Copy the items verbatim, starting at the first line and ending with the line containing "539, 1906, 553]".

▶ _Stored data_:
□ □ □
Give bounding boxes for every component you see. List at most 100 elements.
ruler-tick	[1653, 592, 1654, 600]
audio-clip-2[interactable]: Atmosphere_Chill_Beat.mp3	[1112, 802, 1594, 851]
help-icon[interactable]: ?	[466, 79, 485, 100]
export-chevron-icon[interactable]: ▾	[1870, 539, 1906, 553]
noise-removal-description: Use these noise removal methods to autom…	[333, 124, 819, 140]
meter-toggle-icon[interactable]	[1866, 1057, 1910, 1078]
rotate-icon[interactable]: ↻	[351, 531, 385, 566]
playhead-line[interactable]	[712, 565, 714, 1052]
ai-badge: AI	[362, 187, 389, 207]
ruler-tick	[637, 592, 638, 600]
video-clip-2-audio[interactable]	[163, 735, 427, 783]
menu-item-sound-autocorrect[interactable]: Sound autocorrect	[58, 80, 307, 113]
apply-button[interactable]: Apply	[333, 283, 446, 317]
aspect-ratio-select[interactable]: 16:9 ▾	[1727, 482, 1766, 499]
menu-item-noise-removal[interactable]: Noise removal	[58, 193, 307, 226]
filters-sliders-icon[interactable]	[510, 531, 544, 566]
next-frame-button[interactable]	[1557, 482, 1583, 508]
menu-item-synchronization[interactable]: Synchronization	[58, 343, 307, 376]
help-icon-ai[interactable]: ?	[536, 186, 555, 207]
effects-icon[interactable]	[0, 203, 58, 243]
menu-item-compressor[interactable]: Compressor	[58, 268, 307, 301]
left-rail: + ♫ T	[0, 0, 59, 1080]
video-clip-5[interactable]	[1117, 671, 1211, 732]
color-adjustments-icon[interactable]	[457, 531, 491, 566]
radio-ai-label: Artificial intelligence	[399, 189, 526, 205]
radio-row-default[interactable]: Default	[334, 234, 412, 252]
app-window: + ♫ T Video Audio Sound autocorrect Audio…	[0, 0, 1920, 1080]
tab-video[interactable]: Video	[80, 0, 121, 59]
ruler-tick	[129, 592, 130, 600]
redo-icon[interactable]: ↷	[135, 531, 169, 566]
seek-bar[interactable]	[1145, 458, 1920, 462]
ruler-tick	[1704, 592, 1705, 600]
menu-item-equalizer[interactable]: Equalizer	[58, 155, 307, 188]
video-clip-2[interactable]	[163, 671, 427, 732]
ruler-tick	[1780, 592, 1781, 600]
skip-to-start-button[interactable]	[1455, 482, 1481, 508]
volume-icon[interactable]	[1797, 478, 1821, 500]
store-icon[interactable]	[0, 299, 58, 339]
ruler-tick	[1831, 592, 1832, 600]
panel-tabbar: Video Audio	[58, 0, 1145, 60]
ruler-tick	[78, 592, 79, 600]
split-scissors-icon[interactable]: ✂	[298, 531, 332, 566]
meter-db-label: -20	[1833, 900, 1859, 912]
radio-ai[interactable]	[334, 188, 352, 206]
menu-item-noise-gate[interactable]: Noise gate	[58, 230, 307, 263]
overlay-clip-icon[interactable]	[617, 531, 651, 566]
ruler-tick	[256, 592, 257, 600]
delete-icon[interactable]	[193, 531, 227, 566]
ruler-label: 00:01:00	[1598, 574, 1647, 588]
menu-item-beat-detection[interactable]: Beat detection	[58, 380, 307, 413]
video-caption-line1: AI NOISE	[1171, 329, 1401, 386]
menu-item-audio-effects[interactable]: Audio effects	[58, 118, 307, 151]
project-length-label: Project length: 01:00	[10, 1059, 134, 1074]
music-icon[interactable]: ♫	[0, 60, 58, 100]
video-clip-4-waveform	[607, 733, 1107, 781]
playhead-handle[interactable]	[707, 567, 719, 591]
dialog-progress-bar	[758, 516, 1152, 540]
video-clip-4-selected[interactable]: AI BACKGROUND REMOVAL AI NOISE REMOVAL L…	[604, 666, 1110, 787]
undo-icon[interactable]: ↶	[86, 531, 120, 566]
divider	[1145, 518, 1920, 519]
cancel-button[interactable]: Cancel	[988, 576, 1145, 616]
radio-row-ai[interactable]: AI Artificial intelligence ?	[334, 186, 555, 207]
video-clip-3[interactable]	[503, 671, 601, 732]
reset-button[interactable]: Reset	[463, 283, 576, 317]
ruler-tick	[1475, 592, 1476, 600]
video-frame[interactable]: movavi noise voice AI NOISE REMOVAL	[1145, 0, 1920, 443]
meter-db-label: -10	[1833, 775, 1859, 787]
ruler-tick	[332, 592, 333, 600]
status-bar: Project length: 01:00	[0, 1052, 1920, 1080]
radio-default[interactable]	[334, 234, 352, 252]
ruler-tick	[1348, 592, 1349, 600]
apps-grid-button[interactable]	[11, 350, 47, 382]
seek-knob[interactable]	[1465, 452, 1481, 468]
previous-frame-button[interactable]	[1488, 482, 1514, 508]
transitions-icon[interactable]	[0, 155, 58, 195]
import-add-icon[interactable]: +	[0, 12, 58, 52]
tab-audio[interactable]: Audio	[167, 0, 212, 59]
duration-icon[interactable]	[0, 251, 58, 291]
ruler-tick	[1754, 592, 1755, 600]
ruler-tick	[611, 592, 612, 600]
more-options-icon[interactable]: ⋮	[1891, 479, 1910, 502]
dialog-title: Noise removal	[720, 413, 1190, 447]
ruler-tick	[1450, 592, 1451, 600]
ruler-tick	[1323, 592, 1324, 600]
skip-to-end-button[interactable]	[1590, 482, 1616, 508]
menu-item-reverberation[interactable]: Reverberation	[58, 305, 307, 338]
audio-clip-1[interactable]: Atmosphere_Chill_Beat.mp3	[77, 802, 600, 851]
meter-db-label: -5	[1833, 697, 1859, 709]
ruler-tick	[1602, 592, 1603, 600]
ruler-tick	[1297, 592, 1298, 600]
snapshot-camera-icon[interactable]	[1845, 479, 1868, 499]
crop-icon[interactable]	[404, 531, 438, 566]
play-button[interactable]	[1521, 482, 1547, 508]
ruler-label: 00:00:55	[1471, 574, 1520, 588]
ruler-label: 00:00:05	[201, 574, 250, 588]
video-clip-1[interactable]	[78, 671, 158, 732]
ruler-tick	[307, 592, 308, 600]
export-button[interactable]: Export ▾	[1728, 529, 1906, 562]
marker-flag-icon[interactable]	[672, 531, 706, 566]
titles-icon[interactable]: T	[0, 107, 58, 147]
□ □ □
▶ _The response_:
Give bounding boxes for every component you see. List at most 100 elements.
ruler-tick	[1653, 592, 1654, 600]
audio-clip-2[interactable]: Atmosphere_Chill_Beat.mp3	[1112, 802, 1594, 851]
help-icon[interactable]: ?	[466, 79, 485, 100]
export-chevron-icon[interactable]: ▾	[1870, 539, 1906, 553]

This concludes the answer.